Without the images, print all the entries below exactly as given.
[BEGIN]
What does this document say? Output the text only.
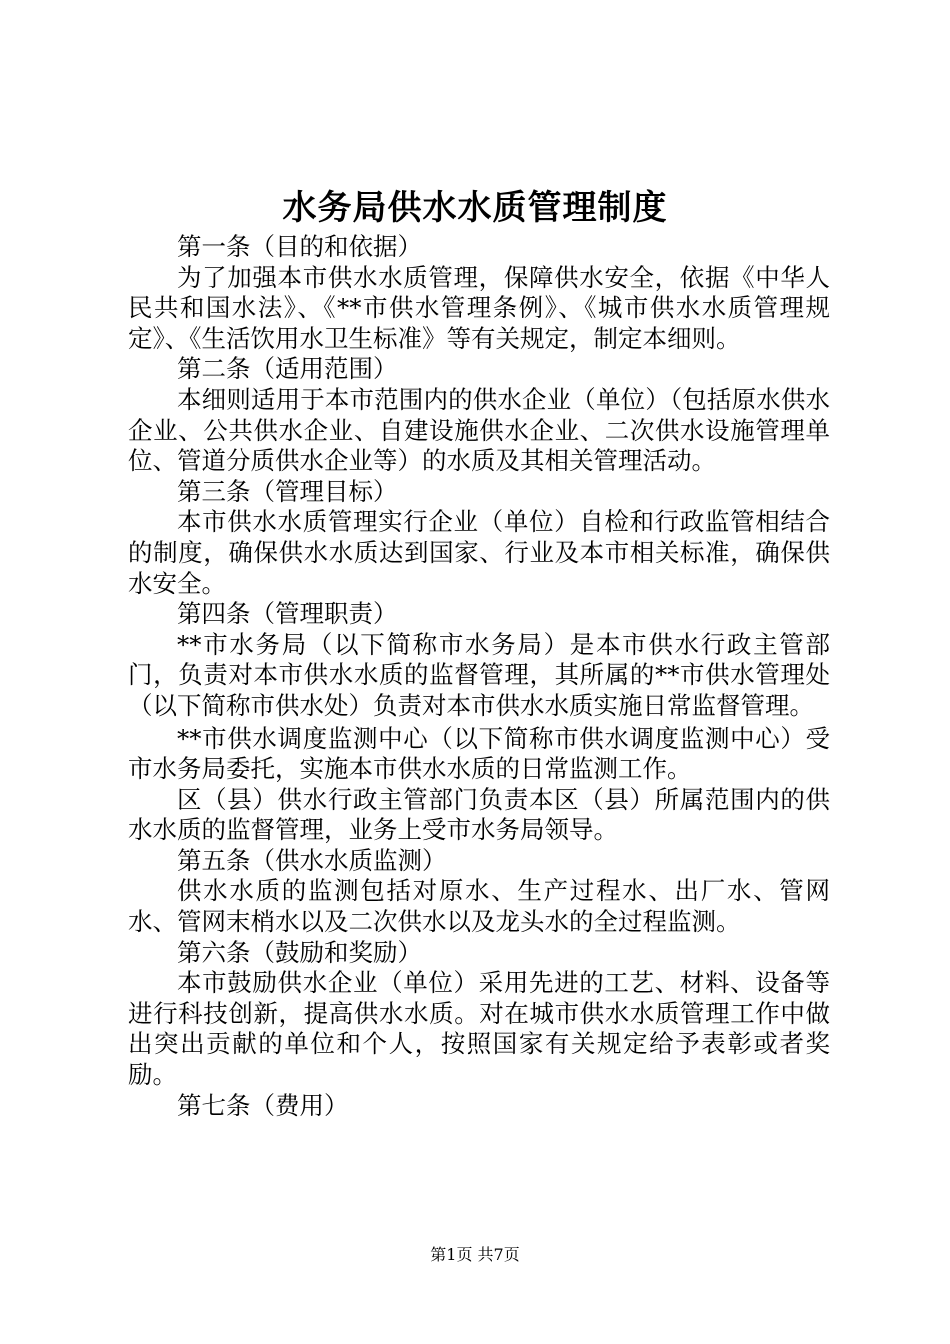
水务局供水水质管理制度

第一条（目的和依据）

为了加强本市供水水质管理，保障供水安全，依据《中华人民共和国水法》、《**市供水管理条例》、《城市供水水质管理规定》、《生活饮用水卫生标准》等有关规定，制定本细则。

第二条（适用范围）

本细则适用于本市范围内的供水企业（单位）（包括原水供水企业、公共供水企业、自建设施供水企业、二次供水设施管理单位、管道分质供水企业等）的水质及其相关管理活动。

第三条（管理目标）

本市供水水质管理实行企业（单位）自检和行政监管相结合的制度，确保供水水质达到国家、行业及本市相关标准，确保供水安全。

第四条（管理职责）

**市水务局（以下简称市水务局）是本市供水行政主管部门，负责对本市供水水质的监督管理，其所属的**市供水管理处（以下简称市供水处）负责对本市供水水质实施日常监督管理。

**市供水调度监测中心（以下简称市供水调度监测中心）受市水务局委托，实施本市供水水质的日常监测工作。

区（县）供水行政主管部门负责本区（县）所属范围内的供水水质的监督管理，业务上受市水务局领导。

第五条（供水水质监测）

供水水质的监测包括对原水、生产过程水、出厂水、管网水、管网末梢水以及二次供水以及龙头水的全过程监测。

第六条（鼓励和奖励）

本市鼓励供水企业（单位）采用先进的工艺、材料、设备等进行科技创新，提高供水水质。对在城市供水水质管理工作中做出突出贡献的单位和个人，按照国家有关规定给予表彰或者奖励。

第七条（费用）

第1页 共7页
[END]
Response for this exercise —
What does this document say? Output the text only.
水务局供水水质管理制度

第一条（目的和依据）

为了加强本市供水水质管理，保障供水安全，依据《中华人民共和国水法》、《**市供水管理条例》、《城市供水水质管理规定》、《生活饮用水卫生标准》等有关规定，制定本细则。

第二条（适用范围）

本细则适用于本市范围内的供水企业（单位）（包括原水供水企业、公共供水企业、自建设施供水企业、二次供水设施管理单位、管道分质供水企业等）的水质及其相关管理活动。

第三条（管理目标）

本市供水水质管理实行企业（单位）自检和行政监管相结合的制度，确保供水水质达到国家、行业及本市相关标准，确保供水安全。

第四条（管理职责）

**市水务局（以下简称市水务局）是本市供水行政主管部门，负责对本市供水水质的监督管理，其所属的**市供水管理处（以下简称市供水处）负责对本市供水水质实施日常监督管理。

**市供水调度监测中心（以下简称市供水调度监测中心）受市水务局委托，实施本市供水水质的日常监测工作。

区（县）供水行政主管部门负责本区（县）所属范围内的供水水质的监督管理，业务上受市水务局领导。

第五条（供水水质监测）

供水水质的监测包括对原水、生产过程水、出厂水、管网水、管网末梢水以及二次供水以及龙头水的全过程监测。

第六条（鼓励和奖励）

本市鼓励供水企业（单位）采用先进的工艺、材料、设备等进行科技创新，提高供水水质。对在城市供水水质管理工作中做出突出贡献的单位和个人，按照国家有关规定给予表彰或者奖励。

第七条（费用）

第1页 共7页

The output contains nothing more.